TAREFAS A REALIZAR>
1: Responda, com base no artigo sobre a Resolução 400/2016 da Anac:
(a) Em que data a Anac editou a Resolução 400/2016?
(b) Quando começou a vigência desse ato normativo?
(c) Por meio de quais três situações se configura a modificação do serviço pelo prestador?
2: Transcreva, do artigo sobre a Resolução 400/2016 da Anac, o trecho que vai de "Resolução 400/2016 da" até "defesa dos consumidores.".
3: Prossiga com o artigo sobre a Resolução 400/2016 da Anac a partir do ponto em que o texto termina.

ARTIGO>
Resolução 400/2016 da Anac não pode Afetar os Direitos dos Usuários
Por Joseane Suzart Lopes da Silva
Em 14 de dezembro de 2016, a Agência Nacional de Aviação Civil (Anac) editou a Resolução 400/2016, que disciplina as condições contratuais gerais do transporte aéreo de passageiros, tanto na fase prévia quanto no momento da sua execução e na etapa posterior. Iniciou-se a vigência desse ato normativo em 14 de março de 2017, suscitando discussões acerca de determinadas regras cujo teor denota contradição com o preconizado pela Lei 8.078/90, que contempla o microssistema de proteção e defesa dos consumidores.
As questões conflituosas oriundas da aplicação daquela resolução podem ser agrupadas em dois conjuntos que englobam a possibilidade de alteração do contrato de transporte aéreo de passageiros e o traslado das bagagens dos usuários. A reestruturação do negócio jurídico pode dar-se em decorrência de conduta gerada pelo próprio passageiro ou pelo transportador. O usuário do serviço poderá remarcar a passagem aérea, desistir desta ou não se apresentar para o embarque (no show), sendo-lhe impostas sanções. Admitiu-se a modificação do serviço de transporte aéreo de pessoas pelo prestador de forma programada ou não, configurando-se por meio dos atrasos para a decolagem, da preterição quanto ao embarque de passageiro e do cancelamento de voo.

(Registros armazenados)
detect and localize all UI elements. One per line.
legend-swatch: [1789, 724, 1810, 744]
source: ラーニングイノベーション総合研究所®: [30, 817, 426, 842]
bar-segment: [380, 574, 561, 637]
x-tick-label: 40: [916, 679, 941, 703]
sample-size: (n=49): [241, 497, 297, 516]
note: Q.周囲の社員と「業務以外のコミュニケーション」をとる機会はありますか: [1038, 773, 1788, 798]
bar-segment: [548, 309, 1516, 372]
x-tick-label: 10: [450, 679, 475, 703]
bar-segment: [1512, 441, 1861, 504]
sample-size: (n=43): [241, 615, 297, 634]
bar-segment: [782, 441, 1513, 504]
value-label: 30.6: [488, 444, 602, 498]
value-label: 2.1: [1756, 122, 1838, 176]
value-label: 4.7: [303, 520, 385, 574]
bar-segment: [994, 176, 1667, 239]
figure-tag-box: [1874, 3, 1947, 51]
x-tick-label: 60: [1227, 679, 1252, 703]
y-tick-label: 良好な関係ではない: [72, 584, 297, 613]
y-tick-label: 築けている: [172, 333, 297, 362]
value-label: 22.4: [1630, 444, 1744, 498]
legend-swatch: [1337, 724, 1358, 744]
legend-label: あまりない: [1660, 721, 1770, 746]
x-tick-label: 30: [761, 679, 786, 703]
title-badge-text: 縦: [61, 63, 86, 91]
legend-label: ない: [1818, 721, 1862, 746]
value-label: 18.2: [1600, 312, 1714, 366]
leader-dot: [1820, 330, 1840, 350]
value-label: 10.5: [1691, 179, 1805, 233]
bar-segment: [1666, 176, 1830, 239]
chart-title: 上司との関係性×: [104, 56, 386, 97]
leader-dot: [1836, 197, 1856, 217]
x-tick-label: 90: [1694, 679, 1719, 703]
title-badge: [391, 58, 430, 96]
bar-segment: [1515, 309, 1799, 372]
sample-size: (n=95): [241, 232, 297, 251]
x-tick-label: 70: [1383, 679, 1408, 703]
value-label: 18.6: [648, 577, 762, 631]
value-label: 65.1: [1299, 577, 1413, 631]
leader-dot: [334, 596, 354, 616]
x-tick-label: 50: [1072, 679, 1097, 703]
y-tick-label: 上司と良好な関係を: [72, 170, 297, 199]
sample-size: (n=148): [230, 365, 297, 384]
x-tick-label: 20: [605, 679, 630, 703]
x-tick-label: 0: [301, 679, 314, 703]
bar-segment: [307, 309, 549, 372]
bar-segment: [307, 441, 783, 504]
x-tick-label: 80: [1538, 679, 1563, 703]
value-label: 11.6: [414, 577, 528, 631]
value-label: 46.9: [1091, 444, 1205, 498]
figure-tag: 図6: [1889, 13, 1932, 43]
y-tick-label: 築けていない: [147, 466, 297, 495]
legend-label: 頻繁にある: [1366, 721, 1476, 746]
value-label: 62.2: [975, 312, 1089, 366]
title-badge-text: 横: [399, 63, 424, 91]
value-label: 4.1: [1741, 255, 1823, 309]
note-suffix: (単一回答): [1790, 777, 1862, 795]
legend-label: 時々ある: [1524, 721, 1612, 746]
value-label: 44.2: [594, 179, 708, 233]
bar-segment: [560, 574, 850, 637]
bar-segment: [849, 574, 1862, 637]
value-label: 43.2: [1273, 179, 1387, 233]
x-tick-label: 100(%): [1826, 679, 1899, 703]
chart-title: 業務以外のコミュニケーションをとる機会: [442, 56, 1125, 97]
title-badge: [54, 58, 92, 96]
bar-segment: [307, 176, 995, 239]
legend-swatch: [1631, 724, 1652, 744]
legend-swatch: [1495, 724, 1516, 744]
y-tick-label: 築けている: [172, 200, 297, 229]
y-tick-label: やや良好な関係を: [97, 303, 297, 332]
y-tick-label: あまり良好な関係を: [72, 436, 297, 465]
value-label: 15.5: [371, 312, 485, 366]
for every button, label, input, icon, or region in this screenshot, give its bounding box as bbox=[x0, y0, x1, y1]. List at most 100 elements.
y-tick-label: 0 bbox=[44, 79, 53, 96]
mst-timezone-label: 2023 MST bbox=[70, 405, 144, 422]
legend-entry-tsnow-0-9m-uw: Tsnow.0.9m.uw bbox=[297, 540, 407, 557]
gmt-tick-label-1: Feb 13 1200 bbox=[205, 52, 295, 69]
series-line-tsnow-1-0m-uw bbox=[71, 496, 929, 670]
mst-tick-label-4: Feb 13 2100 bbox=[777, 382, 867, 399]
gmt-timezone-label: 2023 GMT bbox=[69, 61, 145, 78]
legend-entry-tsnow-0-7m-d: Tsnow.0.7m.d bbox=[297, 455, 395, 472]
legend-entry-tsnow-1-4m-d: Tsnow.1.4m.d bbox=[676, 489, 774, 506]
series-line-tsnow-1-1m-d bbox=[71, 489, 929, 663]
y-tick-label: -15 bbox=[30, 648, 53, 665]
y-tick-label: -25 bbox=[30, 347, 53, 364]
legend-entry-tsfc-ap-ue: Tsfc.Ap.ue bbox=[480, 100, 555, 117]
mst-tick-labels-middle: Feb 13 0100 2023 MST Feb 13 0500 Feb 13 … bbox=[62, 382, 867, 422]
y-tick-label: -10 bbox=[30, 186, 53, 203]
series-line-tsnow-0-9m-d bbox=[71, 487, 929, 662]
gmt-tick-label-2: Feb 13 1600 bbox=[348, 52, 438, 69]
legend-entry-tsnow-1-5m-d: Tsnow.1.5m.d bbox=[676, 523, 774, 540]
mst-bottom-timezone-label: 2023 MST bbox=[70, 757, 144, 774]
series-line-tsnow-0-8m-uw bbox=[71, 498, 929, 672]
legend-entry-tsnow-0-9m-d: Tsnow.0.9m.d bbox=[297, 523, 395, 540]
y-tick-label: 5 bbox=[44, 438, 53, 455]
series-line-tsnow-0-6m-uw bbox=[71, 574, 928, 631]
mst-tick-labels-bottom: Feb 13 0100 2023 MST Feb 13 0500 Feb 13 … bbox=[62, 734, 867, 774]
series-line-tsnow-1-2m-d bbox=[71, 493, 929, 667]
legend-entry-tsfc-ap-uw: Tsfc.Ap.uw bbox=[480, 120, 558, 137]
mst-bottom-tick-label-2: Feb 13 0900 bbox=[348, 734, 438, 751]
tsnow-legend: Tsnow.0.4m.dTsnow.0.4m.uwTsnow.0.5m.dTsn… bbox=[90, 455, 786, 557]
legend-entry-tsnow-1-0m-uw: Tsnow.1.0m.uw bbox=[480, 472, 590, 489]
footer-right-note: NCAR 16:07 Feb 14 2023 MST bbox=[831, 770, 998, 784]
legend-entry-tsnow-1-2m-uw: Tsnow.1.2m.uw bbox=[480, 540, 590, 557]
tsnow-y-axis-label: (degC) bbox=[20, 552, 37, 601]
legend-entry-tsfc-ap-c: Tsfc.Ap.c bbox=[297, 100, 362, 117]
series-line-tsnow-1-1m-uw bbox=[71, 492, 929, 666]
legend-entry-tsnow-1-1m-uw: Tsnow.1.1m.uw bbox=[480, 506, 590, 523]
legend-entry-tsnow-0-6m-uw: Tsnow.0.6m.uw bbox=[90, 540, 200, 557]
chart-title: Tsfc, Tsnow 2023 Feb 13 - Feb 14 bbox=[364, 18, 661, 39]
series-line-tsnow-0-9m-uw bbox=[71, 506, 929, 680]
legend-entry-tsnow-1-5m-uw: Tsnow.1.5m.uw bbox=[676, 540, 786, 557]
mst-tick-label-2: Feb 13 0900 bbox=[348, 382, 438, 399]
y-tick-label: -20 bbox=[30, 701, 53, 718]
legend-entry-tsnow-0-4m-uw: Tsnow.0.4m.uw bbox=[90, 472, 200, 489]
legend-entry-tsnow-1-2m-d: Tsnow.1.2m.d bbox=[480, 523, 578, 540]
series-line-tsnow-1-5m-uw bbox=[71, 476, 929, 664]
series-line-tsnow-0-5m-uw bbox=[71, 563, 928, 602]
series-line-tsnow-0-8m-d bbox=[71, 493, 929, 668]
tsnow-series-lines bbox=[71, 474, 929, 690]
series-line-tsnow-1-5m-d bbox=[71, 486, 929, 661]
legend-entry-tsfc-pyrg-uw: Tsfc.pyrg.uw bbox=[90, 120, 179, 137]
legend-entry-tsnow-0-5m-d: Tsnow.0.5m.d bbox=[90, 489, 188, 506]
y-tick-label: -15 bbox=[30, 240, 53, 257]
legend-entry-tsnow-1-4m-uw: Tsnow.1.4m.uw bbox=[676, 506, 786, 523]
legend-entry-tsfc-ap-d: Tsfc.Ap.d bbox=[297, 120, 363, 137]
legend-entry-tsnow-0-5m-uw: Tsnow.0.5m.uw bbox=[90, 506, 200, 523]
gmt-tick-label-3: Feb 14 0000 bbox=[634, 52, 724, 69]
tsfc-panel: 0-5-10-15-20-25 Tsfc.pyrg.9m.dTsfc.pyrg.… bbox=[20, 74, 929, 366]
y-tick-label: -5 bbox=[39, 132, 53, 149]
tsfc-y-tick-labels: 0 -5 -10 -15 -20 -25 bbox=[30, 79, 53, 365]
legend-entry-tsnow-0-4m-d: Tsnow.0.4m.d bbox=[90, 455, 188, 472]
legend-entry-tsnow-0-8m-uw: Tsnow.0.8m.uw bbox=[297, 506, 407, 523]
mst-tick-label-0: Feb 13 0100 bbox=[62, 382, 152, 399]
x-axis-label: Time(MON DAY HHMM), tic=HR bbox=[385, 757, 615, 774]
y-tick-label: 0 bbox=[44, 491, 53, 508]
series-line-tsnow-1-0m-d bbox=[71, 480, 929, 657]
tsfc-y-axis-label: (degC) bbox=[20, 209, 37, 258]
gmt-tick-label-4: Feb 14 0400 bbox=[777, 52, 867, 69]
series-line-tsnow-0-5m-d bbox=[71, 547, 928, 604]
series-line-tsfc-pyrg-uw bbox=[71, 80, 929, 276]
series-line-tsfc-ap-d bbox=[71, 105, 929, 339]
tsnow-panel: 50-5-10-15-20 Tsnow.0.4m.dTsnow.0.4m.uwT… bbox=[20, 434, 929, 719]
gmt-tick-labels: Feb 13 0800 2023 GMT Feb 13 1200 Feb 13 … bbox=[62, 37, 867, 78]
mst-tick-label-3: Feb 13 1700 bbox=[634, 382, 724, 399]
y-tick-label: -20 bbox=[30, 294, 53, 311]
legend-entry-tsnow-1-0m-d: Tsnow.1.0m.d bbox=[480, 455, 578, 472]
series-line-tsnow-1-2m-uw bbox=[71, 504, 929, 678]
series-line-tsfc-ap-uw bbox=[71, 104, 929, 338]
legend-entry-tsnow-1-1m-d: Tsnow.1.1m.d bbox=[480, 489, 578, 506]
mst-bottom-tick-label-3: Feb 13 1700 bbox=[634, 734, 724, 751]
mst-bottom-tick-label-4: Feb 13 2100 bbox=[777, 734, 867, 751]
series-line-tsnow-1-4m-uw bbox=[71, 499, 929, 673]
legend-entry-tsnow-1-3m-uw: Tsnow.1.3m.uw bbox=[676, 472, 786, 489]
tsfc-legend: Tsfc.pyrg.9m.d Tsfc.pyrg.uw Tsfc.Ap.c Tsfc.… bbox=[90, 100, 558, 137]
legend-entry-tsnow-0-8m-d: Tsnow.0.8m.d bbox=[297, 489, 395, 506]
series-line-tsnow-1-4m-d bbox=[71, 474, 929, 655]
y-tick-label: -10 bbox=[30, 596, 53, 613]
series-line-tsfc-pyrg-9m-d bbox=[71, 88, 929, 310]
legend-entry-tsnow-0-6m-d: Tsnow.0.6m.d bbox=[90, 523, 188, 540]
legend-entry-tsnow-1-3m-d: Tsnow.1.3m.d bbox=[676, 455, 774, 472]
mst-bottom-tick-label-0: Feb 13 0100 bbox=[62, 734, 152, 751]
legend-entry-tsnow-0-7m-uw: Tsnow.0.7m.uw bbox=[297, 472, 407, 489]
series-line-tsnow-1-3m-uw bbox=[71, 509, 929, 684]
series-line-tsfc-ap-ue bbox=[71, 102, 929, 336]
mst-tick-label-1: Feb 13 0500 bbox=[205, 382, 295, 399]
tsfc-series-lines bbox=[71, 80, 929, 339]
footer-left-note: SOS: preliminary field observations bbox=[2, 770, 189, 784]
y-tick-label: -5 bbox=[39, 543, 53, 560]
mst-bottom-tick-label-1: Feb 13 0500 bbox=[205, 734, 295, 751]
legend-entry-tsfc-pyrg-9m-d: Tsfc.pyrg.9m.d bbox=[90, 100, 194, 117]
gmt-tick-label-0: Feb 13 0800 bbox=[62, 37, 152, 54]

RESPOSTAS FORNECIDAS>
1:
(a) Em 14 de dezembro de 2016.
(b) Em 14 de março de 2017.
(c) Pelos atrasos para a decolagem, pela preterição quanto ao embarque de passageiro e pelo cancelamento de voo.

2:
Resolução 400/2016 da Anac não pode Afetar os Direitos dos Usuários
Por Joseane Suzart Lopes da Silva
Em 14 de dezembro de 2016, a Agência Nacional de Aviação Civil (Anac) editou a Resolução 400/2016, que disciplina as condições contratuais gerais do transporte aéreo de passageiros, tanto na fase prévia quanto no momento da sua execução e na etapa posterior. Iniciou-se a vigência desse ato normativo em 14 de março de 2017, suscitando discussões acerca de determinadas regras cujo teor denota contradição com o preconizado pela Lei 8.078/90, que contempla o microssistema de proteção e defesa dos consumidores.

3:
Em relação às bagagens dos consumidores, estabelece a Resolução 400/2016 que se trata de um contrato acessório e, consequentemente, a empresa não é obrigada a transportá-la de forma gratuita, eliminando-se a anterior franquia vigente. Tornou-se também possível a isenção de responsabilidade em face de itens frágeis, fixando-se valores para a compensação financeira do usuário diante de problemas com os itens que compõem a bagagem. Outras duas questões relevantes constituem a presunção de regularidade da bagagem recebida pelo consumidor e a exigência de que este declare bens cujos valores indenizatórios sejam elevados.
Destina-se, nessa senda, o presente artigo a analisar as normas que versam sobre o contrato de transporte aéreo de passageiros em cotejo com o Código de Proteção e Defesa do Consumidor, através de uma interpretação sistemática baseada no diálogo das fontes em busca de soluções que maximizem os direitos da parte contratual mais vulnerável — o usuário do serviço executado.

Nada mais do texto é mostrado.